** BEGIN Stored data **
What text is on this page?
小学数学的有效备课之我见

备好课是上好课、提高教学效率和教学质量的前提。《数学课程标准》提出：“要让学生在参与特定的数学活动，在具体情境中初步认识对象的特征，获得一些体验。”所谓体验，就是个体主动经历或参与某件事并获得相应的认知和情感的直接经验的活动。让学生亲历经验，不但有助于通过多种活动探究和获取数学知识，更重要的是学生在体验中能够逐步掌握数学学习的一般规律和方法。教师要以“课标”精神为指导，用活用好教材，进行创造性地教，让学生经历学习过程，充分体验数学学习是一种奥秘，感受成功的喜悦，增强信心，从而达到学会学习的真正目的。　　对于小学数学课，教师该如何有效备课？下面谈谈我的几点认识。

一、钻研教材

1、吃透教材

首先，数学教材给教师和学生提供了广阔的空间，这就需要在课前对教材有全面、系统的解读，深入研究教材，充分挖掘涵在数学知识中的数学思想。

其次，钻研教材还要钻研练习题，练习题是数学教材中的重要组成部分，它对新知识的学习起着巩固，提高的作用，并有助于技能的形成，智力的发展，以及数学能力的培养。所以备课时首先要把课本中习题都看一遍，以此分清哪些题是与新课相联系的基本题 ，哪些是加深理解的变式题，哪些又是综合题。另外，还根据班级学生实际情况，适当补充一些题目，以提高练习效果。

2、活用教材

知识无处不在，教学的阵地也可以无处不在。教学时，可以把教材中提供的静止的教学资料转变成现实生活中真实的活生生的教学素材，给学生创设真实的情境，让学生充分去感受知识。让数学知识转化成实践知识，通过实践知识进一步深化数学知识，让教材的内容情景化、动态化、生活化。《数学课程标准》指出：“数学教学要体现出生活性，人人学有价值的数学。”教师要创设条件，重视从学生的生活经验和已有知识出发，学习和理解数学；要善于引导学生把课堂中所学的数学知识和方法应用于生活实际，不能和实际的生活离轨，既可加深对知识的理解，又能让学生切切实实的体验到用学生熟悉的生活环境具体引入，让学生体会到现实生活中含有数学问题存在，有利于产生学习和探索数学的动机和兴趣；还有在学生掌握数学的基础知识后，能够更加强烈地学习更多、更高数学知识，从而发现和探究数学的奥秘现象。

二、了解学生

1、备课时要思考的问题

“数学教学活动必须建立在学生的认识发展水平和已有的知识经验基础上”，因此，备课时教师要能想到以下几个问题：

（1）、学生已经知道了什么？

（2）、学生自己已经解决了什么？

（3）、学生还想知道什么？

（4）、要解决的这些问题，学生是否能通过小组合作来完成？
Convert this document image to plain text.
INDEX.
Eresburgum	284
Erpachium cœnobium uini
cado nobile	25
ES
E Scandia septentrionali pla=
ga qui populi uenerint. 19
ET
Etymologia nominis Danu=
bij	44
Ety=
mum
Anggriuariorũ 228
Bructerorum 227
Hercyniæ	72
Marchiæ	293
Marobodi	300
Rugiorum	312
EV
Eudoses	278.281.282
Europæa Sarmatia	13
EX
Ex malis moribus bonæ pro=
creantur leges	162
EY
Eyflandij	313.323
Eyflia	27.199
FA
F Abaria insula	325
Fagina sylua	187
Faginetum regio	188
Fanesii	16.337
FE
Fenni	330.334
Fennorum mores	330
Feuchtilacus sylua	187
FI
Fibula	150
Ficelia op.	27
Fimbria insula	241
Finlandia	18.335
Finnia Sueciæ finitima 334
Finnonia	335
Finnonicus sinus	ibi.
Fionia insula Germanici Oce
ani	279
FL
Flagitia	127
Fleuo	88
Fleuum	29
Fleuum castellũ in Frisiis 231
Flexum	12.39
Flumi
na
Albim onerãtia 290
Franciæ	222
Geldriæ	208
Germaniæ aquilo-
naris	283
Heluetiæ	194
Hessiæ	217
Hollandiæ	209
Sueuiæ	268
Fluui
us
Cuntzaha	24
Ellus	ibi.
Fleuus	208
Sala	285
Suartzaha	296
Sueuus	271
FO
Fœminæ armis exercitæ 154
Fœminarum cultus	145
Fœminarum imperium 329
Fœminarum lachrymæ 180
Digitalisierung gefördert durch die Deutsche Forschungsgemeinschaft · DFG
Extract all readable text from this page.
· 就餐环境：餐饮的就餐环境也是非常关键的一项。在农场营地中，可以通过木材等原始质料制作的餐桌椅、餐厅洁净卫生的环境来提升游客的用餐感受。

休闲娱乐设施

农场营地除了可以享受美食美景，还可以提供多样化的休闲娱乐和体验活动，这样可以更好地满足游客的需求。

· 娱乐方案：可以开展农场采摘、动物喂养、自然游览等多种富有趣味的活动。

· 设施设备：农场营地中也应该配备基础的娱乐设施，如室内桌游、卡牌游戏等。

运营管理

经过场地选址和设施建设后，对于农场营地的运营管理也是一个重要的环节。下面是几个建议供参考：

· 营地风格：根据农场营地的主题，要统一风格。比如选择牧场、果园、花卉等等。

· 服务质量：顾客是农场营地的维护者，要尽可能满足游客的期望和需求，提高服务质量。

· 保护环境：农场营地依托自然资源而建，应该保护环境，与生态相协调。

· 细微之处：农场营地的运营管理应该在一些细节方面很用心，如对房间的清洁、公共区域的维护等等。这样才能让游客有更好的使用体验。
** END Stored data **
Copy each line of the preceding data that contains the string "数学课程标准".

**Exercise response**.
备好课是上好课、提高教学效率和教学质量的前提。《数学课程标准》提出：“要让学生在参与特定的数学活动，在具体情境中初步认识对象的特征，获得一些体验。”所谓体验，就是个体主动经历或参与某件事并获得相应的认知和情感的直接经验的活动。让学生亲历经验，不但有助于通过多种活动探究和获取数学知识，更重要的是学生在体验中能够逐步掌握数学学习的一般规律和方法。教师要以“课标”精神为指导，用活用好教材，进行创造性地教，让学生经历学习过程，充分体验数学学习是一种奥秘，感受成功的喜悦，增强信心，从而达到学会学习的真正目的。　　对于小学数学课，教师该如何有效备课？下面谈谈我的几点认识。
知识无处不在，教学的阵地也可以无处不在。教学时，可以把教材中提供的静止的教学资料转变成现实生活中真实的活生生的教学素材，给学生创设真实的情境，让学生充分去感受知识。让数学知识转化成实践知识，通过实践知识进一步深化数学知识，让教材的内容情景化、动态化、生活化。《数学课程标准》指出：“数学教学要体现出生活性，人人学有价值的数学。”教师要创设条件，重视从学生的生活经验和已有知识出发，学习和理解数学；要善于引导学生把课堂中所学的数学知识和方法应用于生活实际，不能和实际的生活离轨，既可加深对知识的理解，又能让学生切切实实的体验到用学生熟悉的生活环境具体引入，让学生体会到现实生活中含有数学问题存在，有利于产生学习和探索数学的动机和兴趣；还有在学生掌握数学的基础知识后，能够更加强烈地学习更多、更高数学知识，从而发现和探究数学的奥秘现象。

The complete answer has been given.